TO BE DONE: Substitute "chart-note" for every "chart-annotation" in the data below, and write out all the lines again with nothing else changed.

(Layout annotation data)
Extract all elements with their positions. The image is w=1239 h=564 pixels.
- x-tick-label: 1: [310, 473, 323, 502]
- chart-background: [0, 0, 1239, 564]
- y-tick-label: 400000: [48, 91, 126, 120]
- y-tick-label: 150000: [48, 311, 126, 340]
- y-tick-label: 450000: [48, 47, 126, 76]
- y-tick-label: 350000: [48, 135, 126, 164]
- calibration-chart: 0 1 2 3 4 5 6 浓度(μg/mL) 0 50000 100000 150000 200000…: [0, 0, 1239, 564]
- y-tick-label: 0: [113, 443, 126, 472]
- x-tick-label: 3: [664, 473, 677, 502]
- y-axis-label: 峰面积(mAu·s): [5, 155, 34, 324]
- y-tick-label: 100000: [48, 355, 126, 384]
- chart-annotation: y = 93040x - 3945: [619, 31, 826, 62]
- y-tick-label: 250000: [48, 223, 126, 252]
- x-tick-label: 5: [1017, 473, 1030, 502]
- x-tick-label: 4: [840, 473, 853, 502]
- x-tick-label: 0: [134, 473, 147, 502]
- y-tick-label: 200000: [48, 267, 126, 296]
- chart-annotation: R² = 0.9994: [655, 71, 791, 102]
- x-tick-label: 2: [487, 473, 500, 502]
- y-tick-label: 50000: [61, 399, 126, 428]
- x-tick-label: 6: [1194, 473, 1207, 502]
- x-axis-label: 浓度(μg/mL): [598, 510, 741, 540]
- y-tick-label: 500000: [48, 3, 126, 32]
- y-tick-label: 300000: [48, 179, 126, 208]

EXERCISE ANSWER:
Extract all elements with their positions. The image is w=1239 h=564 pixels.
- x-tick-label: 1: [310, 473, 323, 502]
- chart-background: [0, 0, 1239, 564]
- y-tick-label: 400000: [48, 91, 126, 120]
- y-tick-label: 150000: [48, 311, 126, 340]
- y-tick-label: 450000: [48, 47, 126, 76]
- y-tick-label: 350000: [48, 135, 126, 164]
- calibration-chart: 0 1 2 3 4 5 6 浓度(μg/mL) 0 50000 100000 150000 200000…: [0, 0, 1239, 564]
- y-tick-label: 0: [113, 443, 126, 472]
- x-tick-label: 3: [664, 473, 677, 502]
- y-axis-label: 峰面积(mAu·s): [5, 155, 34, 324]
- y-tick-label: 100000: [48, 355, 126, 384]
- chart-note: y = 93040x - 3945: [619, 31, 826, 62]
- y-tick-label: 250000: [48, 223, 126, 252]
- x-tick-label: 5: [1017, 473, 1030, 502]
- x-tick-label: 4: [840, 473, 853, 502]
- x-tick-label: 0: [134, 473, 147, 502]
- y-tick-label: 200000: [48, 267, 126, 296]
- chart-note: R² = 0.9994: [655, 71, 791, 102]
- x-tick-label: 2: [487, 473, 500, 502]
- y-tick-label: 50000: [61, 399, 126, 428]
- x-tick-label: 6: [1194, 473, 1207, 502]
- x-axis-label: 浓度(μg/mL): [598, 510, 741, 540]
- y-tick-label: 500000: [48, 3, 126, 32]
- y-tick-label: 300000: [48, 179, 126, 208]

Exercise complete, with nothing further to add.